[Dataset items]
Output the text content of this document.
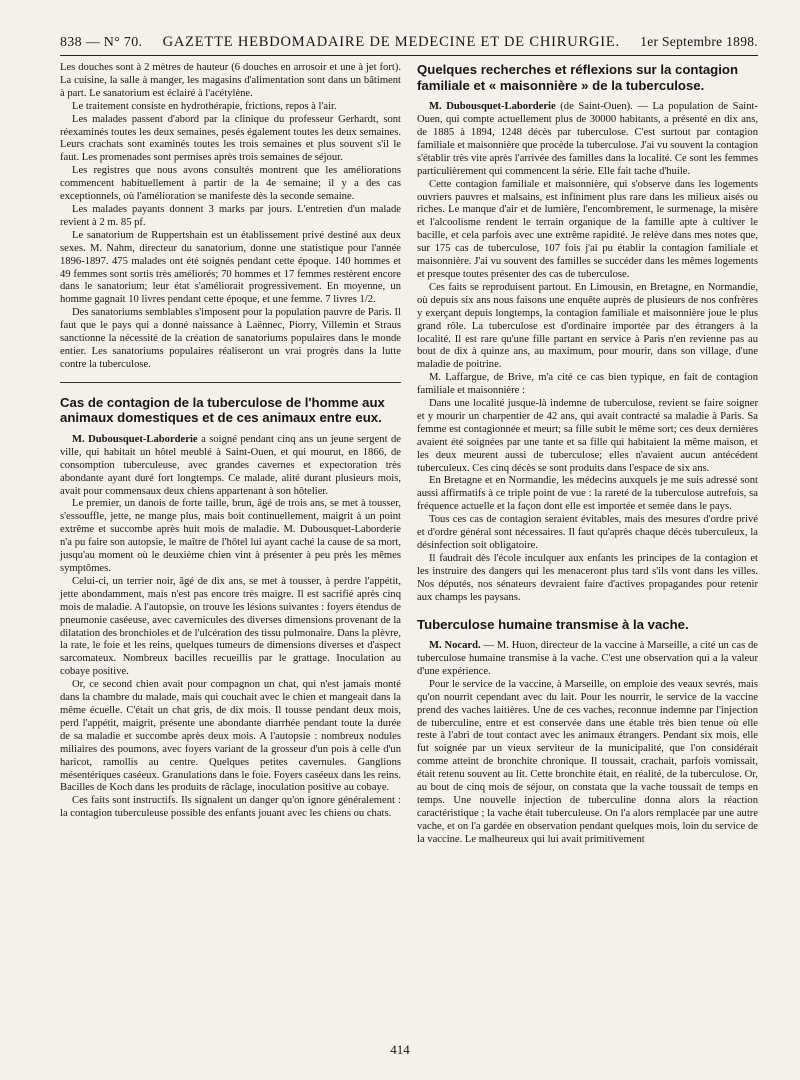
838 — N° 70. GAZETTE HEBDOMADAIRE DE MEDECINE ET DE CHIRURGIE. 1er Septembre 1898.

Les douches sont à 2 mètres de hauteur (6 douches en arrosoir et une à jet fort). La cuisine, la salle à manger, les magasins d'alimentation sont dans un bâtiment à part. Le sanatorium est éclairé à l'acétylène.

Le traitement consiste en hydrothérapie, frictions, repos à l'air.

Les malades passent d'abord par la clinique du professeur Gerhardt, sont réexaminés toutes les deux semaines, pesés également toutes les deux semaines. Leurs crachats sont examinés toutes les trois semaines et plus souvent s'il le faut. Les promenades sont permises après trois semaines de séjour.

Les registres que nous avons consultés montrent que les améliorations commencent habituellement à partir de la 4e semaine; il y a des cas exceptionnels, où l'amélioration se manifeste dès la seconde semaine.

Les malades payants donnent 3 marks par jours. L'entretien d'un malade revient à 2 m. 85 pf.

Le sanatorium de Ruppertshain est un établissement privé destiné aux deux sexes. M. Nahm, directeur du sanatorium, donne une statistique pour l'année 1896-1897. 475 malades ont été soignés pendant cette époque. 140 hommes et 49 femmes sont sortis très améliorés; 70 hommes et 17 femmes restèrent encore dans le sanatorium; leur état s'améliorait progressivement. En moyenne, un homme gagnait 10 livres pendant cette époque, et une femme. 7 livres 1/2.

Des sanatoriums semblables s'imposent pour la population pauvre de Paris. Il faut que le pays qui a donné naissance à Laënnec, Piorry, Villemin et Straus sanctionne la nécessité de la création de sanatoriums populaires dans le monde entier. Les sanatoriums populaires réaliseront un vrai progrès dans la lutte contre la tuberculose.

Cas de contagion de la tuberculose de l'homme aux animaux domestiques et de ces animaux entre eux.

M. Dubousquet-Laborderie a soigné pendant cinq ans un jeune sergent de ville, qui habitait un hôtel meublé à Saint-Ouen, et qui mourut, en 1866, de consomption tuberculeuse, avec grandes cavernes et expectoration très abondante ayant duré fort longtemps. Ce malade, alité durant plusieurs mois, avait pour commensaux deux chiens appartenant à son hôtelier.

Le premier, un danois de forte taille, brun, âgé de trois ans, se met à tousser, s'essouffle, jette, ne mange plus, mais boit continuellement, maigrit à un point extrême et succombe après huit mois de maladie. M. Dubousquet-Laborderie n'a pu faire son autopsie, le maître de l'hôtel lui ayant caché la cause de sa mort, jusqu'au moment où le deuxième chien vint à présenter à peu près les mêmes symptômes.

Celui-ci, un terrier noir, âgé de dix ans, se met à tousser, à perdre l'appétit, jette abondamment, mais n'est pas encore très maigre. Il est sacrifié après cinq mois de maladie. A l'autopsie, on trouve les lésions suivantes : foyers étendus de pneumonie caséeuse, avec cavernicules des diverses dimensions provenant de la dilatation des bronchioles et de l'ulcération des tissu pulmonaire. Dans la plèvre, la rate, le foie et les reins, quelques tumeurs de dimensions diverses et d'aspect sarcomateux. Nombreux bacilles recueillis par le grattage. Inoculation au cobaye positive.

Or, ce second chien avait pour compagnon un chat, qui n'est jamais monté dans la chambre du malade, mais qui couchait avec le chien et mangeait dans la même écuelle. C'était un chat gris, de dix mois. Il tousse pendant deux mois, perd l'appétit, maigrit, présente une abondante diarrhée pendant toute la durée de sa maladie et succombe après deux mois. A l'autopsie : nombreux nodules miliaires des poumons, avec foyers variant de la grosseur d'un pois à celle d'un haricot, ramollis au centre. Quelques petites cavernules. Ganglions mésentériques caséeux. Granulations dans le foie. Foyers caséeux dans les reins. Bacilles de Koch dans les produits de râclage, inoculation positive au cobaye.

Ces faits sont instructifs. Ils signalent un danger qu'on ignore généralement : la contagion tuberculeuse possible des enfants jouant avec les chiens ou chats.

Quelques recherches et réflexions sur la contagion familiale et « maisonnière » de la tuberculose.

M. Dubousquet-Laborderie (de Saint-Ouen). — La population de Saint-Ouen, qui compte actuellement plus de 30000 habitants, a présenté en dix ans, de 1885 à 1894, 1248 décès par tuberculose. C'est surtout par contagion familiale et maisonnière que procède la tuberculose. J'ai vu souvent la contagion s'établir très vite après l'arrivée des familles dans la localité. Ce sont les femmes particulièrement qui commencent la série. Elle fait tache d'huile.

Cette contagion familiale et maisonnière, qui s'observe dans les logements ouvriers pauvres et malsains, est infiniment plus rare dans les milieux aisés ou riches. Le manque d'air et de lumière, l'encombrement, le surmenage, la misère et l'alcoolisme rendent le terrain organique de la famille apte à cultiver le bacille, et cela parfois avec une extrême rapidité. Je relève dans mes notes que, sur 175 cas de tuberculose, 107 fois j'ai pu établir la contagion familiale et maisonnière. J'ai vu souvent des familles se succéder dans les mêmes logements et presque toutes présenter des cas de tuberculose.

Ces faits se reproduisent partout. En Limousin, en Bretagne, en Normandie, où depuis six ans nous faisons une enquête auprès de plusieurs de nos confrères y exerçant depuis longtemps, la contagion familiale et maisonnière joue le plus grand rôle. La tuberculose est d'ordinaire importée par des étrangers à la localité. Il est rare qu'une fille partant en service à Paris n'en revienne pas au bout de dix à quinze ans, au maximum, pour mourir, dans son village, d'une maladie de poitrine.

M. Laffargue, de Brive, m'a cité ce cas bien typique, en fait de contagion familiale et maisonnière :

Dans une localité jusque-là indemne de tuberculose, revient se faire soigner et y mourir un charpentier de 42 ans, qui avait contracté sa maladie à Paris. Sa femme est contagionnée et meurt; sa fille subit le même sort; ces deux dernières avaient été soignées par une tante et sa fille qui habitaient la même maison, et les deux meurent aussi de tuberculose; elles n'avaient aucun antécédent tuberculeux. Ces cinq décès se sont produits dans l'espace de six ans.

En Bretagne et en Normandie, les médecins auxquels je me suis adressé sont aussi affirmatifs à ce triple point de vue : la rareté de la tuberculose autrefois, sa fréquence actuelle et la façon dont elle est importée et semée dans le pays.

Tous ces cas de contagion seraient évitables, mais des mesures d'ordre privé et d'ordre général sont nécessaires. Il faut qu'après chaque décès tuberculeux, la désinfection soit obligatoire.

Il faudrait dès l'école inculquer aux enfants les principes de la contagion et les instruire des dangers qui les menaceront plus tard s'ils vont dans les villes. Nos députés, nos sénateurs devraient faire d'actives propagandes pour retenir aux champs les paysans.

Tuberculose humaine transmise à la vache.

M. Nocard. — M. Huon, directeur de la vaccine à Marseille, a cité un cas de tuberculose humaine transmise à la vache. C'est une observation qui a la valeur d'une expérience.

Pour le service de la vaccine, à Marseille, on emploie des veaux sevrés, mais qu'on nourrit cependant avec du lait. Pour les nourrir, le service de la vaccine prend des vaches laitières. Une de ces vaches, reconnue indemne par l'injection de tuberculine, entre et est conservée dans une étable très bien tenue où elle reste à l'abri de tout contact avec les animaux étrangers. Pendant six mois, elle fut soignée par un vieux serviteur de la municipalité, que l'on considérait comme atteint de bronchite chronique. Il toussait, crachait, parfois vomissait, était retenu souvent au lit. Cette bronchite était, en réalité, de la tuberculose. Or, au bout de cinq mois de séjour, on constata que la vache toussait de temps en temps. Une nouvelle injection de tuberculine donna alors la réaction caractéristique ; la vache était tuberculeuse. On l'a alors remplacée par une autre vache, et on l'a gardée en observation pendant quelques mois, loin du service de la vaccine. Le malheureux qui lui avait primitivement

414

--

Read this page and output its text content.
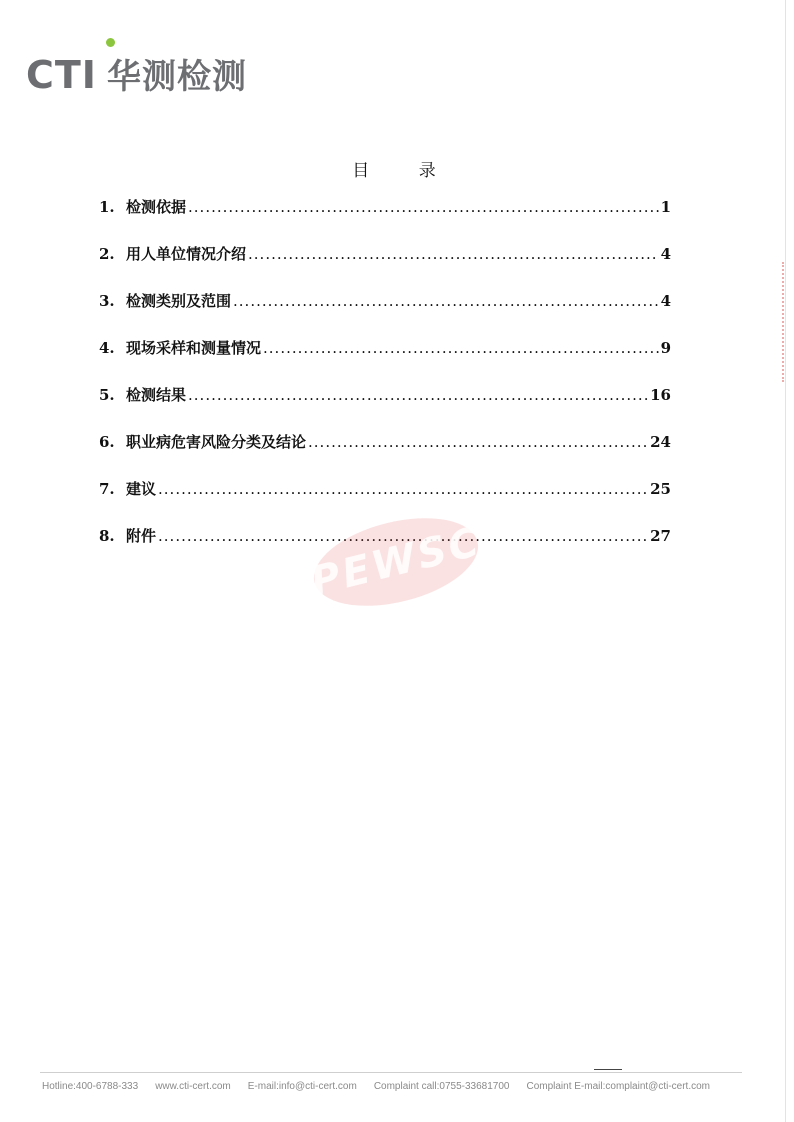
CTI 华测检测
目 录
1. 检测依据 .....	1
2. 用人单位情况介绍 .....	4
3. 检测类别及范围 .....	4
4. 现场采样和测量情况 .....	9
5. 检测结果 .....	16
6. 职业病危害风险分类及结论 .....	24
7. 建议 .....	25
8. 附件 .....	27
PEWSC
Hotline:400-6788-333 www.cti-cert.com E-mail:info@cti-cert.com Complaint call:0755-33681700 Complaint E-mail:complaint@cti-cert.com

Task prompt:
Pick out the lines above that hold the string "faire" and show them.

Solved problem:
Le premier, un danois de forte taille, brun, âgé de trois ans, se met à tousser, s'essouffle, jette, ne mange plus, mais boit continuellement, maigrit à un point extrême et succombe après huit mois de maladie. M. Dubousquet-Laborderie n'a pu faire son autopsie, le maître de l'hôtel lui ayant caché la cause de sa mort, jusqu'au moment où le deuxième chien vint à présenter à peu près les mêmes symptômes.
Dans une localité jusque-là indemne de tuberculose, revient se faire soigner et y mourir un charpentier de 42 ans, qui avait contracté sa maladie à Paris. Sa femme est contagionnée et meurt; sa fille subit le même sort; ces deux dernières avaient été soignées par une tante et sa fille qui habitaient la même maison, et les deux meurent aussi de tuberculose; elles n'avaient aucun antécédent tuberculeux. Ces cinq décès se sont produits dans l'espace de six ans.
Il faudrait dès l'école inculquer aux enfants les principes de la contagion et les instruire des dangers qui les menaceront plus tard s'ils vont dans les villes. Nos députés, nos sénateurs devraient faire d'actives propagandes pour retenir aux champs les paysans.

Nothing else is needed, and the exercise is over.